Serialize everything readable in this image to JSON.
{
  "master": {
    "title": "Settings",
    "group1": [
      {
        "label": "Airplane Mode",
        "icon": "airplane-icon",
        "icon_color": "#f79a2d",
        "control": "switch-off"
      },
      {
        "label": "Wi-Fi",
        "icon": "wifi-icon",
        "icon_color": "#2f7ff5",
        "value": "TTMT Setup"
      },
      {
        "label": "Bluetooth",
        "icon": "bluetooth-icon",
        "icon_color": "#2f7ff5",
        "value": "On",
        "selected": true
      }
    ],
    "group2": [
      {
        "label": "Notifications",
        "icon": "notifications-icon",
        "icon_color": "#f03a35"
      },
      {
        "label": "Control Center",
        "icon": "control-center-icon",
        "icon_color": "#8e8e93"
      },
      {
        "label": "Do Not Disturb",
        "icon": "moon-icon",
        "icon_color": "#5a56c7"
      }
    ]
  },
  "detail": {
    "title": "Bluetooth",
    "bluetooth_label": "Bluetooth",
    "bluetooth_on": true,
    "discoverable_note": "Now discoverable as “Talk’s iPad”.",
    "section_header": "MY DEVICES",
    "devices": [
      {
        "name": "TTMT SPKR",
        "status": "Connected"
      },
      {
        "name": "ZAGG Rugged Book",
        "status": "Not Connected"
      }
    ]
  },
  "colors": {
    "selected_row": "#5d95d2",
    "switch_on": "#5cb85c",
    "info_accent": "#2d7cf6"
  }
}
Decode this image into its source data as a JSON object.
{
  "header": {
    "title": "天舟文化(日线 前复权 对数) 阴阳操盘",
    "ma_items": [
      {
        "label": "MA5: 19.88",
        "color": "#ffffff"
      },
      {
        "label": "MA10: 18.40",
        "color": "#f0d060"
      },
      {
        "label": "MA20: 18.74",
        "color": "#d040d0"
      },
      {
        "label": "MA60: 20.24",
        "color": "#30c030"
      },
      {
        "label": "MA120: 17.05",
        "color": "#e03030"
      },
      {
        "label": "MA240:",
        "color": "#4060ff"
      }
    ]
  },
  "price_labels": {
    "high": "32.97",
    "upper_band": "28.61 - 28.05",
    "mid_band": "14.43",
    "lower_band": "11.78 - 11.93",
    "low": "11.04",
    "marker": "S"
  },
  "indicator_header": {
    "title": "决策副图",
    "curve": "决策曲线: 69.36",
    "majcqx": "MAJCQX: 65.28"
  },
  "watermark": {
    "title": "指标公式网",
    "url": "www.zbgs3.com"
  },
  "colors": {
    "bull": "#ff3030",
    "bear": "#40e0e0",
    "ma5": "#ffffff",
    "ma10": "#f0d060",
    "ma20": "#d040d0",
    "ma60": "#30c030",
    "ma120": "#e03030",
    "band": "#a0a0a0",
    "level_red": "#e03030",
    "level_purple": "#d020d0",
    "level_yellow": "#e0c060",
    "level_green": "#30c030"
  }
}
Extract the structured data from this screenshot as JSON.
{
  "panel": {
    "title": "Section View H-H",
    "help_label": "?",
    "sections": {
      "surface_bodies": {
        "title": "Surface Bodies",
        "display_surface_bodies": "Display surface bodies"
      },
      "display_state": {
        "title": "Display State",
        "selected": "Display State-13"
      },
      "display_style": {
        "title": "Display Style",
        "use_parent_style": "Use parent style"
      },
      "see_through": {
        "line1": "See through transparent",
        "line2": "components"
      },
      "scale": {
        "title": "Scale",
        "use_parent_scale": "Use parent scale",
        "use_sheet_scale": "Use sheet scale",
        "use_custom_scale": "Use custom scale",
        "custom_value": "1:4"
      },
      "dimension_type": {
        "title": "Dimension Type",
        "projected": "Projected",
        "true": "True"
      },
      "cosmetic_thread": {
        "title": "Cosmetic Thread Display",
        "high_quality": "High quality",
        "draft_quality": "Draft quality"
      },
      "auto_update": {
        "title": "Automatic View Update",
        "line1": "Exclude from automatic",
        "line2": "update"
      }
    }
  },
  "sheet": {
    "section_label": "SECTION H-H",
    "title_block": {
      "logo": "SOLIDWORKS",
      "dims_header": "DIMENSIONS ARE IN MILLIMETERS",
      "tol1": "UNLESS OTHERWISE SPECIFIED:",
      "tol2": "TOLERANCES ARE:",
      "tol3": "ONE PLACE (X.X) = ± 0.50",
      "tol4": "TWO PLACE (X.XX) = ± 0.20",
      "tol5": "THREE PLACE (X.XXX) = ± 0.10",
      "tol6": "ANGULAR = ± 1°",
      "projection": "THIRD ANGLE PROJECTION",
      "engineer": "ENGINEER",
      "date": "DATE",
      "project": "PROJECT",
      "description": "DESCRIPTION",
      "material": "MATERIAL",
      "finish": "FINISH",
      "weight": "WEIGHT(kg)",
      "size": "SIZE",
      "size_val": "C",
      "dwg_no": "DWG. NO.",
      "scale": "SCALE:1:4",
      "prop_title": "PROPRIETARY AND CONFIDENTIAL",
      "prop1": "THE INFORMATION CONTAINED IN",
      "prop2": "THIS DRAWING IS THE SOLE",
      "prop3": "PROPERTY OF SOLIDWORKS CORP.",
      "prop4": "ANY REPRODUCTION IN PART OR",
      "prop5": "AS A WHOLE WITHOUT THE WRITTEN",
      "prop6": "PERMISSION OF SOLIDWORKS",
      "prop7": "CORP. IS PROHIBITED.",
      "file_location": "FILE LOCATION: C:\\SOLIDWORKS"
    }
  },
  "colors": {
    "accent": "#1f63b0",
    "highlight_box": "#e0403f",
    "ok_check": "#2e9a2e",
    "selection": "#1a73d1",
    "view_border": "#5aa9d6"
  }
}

§ §

▸ **WHAT IS EXPECTED**
Every line of the material must be returned exactly as it appears.

▸ **TASK OUTPUT**
Serialize everything readable in this image to JSON.
{
  "master": {
    "title": "Settings",
    "group1": [
      {
        "label": "Airplane Mode",
        "icon": "airplane-icon",
        "icon_color": "#f79a2d",
        "control": "switch-off"
      },
      {
        "label": "Wi-Fi",
        "icon": "wifi-icon",
        "icon_color": "#2f7ff5",
        "value": "TTMT Setup"
      },
      {
        "label": "Bluetooth",
        "icon": "bluetooth-icon",
        "icon_color": "#2f7ff5",
        "value": "On",
        "selected": true
      }
    ],
    "group2": [
      {
        "label": "Notifications",
        "icon": "notifications-icon",
        "icon_color": "#f03a35"
      },
      {
        "label": "Control Center",
        "icon": "control-center-icon",
        "icon_color": "#8e8e93"
      },
      {
        "label": "Do Not Disturb",
        "icon": "moon-icon",
        "icon_color": "#5a56c7"
      }
    ]
  },
  "detail": {
    "title": "Bluetooth",
    "bluetooth_label": "Bluetooth",
    "bluetooth_on": true,
    "discoverable_note": "Now discoverable as “Talk’s iPad”.",
    "section_header": "MY DEVICES",
    "devices": [
      {
        "name": "TTMT SPKR",
        "status": "Connected"
      },
      {
        "name": "ZAGG Rugged Book",
        "status": "Not Connected"
      }
    ]
  },
  "colors": {
    "selected_row": "#5d95d2",
    "switch_on": "#5cb85c",
    "info_accent": "#2d7cf6"
  }
}
Decode this image into its source data as a JSON object.
{
  "header": {
    "title": "天舟文化(日线 前复权 对数) 阴阳操盘",
    "ma_items": [
      {
        "label": "MA5: 19.88",
        "color": "#ffffff"
      },
      {
        "label": "MA10: 18.40",
        "color": "#f0d060"
      },
      {
        "label": "MA20: 18.74",
        "color": "#d040d0"
      },
      {
        "label": "MA60: 20.24",
        "color": "#30c030"
      },
      {
        "label": "MA120: 17.05",
        "color": "#e03030"
      },
      {
        "label": "MA240:",
        "color": "#4060ff"
      }
    ]
  },
  "price_labels": {
    "high": "32.97",
    "upper_band": "28.61 - 28.05",
    "mid_band": "14.43",
    "lower_band": "11.78 - 11.93",
    "low": "11.04",
    "marker": "S"
  },
  "indicator_header": {
    "title": "决策副图",
    "curve": "决策曲线: 69.36",
    "majcqx": "MAJCQX: 65.28"
  },
  "watermark": {
    "title": "指标公式网",
    "url": "www.zbgs3.com"
  },
  "colors": {
    "bull": "#ff3030",
    "bear": "#40e0e0",
    "ma5": "#ffffff",
    "ma10": "#f0d060",
    "ma20": "#d040d0",
    "ma60": "#30c030",
    "ma120": "#e03030",
    "band": "#a0a0a0",
    "level_red": "#e03030",
    "level_purple": "#d020d0",
    "level_yellow": "#e0c060",
    "level_green": "#30c030"
  }
}
Extract the structured data from this screenshot as JSON.
{
  "panel": {
    "title": "Section View H-H",
    "help_label": "?",
    "sections": {
      "surface_bodies": {
        "title": "Surface Bodies",
        "display_surface_bodies": "Display surface bodies"
      },
      "display_state": {
        "title": "Display State",
        "selected": "Display State-13"
      },
      "display_style": {
        "title": "Display Style",
        "use_parent_style": "Use parent style"
      },
      "see_through": {
        "line1": "See through transparent",
        "line2": "components"
      },
      "scale": {
        "title": "Scale",
        "use_parent_scale": "Use parent scale",
        "use_sheet_scale": "Use sheet scale",
        "use_custom_scale": "Use custom scale",
        "custom_value": "1:4"
      },
      "dimension_type": {
        "title": "Dimension Type",
        "projected": "Projected",
        "true": "True"
      },
      "cosmetic_thread": {
        "title": "Cosmetic Thread Display",
        "high_quality": "High quality",
        "draft_quality": "Draft quality"
      },
      "auto_update": {
        "title": "Automatic View Update",
        "line1": "Exclude from automatic",
        "line2": "update"
      }
    }
  },
  "sheet": {
    "section_label": "SECTION H-H",
    "title_block": {
      "logo": "SOLIDWORKS",
      "dims_header": "DIMENSIONS ARE IN MILLIMETERS",
      "tol1": "UNLESS OTHERWISE SPECIFIED:",
      "tol2": "TOLERANCES ARE:",
      "tol3": "ONE PLACE (X.X) = ± 0.50",
      "tol4": "TWO PLACE (X.XX) = ± 0.20",
      "tol5": "THREE PLACE (X.XXX) = ± 0.10",
      "tol6": "ANGULAR = ± 1°",
      "projection": "THIRD ANGLE PROJECTION",
      "engineer": "ENGINEER",
      "date": "DATE",
      "project": "PROJECT",
      "description": "DESCRIPTION",
      "material": "MATERIAL",
      "finish": "FINISH",
      "weight": "WEIGHT(kg)",
      "size": "SIZE",
      "size_val": "C",
      "dwg_no": "DWG. NO.",
      "scale": "SCALE:1:4",
      "prop_title": "PROPRIETARY AND CONFIDENTIAL",
      "prop1": "THE INFORMATION CONTAINED IN",
      "prop2": "THIS DRAWING IS THE SOLE",
      "prop3": "PROPERTY OF SOLIDWORKS CORP.",
      "prop4": "ANY REPRODUCTION IN PART OR",
      "prop5": "AS A WHOLE WITHOUT THE WRITTEN",
      "prop6": "PERMISSION OF SOLIDWORKS",
      "prop7": "CORP. IS PROHIBITED.",
      "file_location": "FILE LOCATION: C:\\SOLIDWORKS"
    }
  },
  "colors": {
    "accent": "#1f63b0",
    "highlight_box": "#e0403f",
    "ok_check": "#2e9a2e",
    "selection": "#1a73d1",
    "view_border": "#5aa9d6"
  }
}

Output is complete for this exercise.